-- Start Data shown --
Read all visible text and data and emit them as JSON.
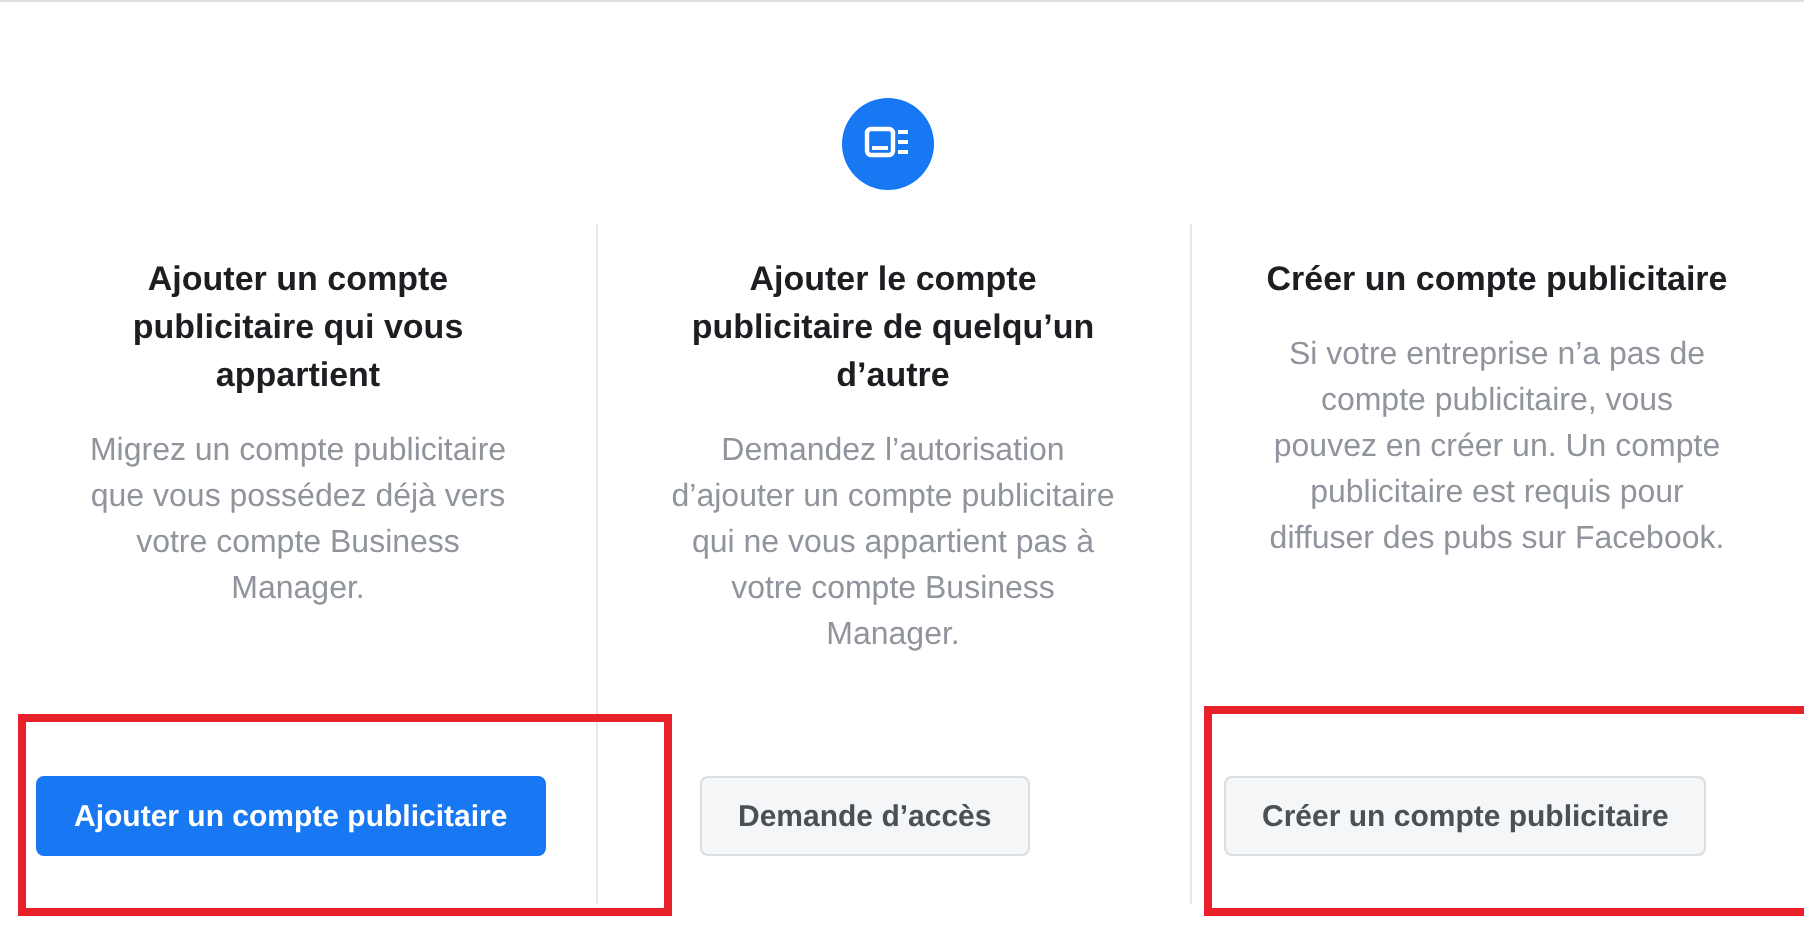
{
  "options": [
    {
      "title": "Ajouter un compte publicitaire qui vous appartient",
      "description": "Migrez un compte publicitaire que vous possédez déjà vers votre compte Business Manager.",
      "button": {
        "label": "Ajouter un compte publicitaire",
        "kind": "primary"
      },
      "highlighted": true
    },
    {
      "title": "Ajouter le compte publicitaire de quelqu’un d’autre",
      "description": "Demandez l’autorisation d’ajouter un compte publicitaire qui ne vous appartient pas à votre compte Business Manager.",
      "button": {
        "label": "Demande d’accès",
        "kind": "secondary"
      },
      "highlighted": false
    },
    {
      "title": "Créer un compte publicitaire",
      "description": "Si votre entreprise n’a pas de compte publicitaire, vous pouvez en créer un. Un compte publicitaire est requis pour diffuser des pubs sur Facebook.",
      "button": {
        "label": "Créer un compte publicitaire",
        "kind": "secondary"
      },
      "highlighted": true
    }
  ]
}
-- End Data shown --
**Short problem**
Reproduce the data above in full, exactly as it is, with the pictures left out.

**Problem solution**
Read all visible text and data and emit them as JSON.
{
  "options": [
    {
      "title": "Ajouter un compte publicitaire qui vous appartient",
      "description": "Migrez un compte publicitaire que vous possédez déjà vers votre compte Business Manager.",
      "button": {
        "label": "Ajouter un compte publicitaire",
        "kind": "primary"
      },
      "highlighted": true
    },
    {
      "title": "Ajouter le compte publicitaire de quelqu’un d’autre",
      "description": "Demandez l’autorisation d’ajouter un compte publicitaire qui ne vous appartient pas à votre compte Business Manager.",
      "button": {
        "label": "Demande d’accès",
        "kind": "secondary"
      },
      "highlighted": false
    },
    {
      "title": "Créer un compte publicitaire",
      "description": "Si votre entreprise n’a pas de compte publicitaire, vous pouvez en créer un. Un compte publicitaire est requis pour diffuser des pubs sur Facebook.",
      "button": {
        "label": "Créer un compte publicitaire",
        "kind": "secondary"
      },
      "highlighted": true
    }
  ]
}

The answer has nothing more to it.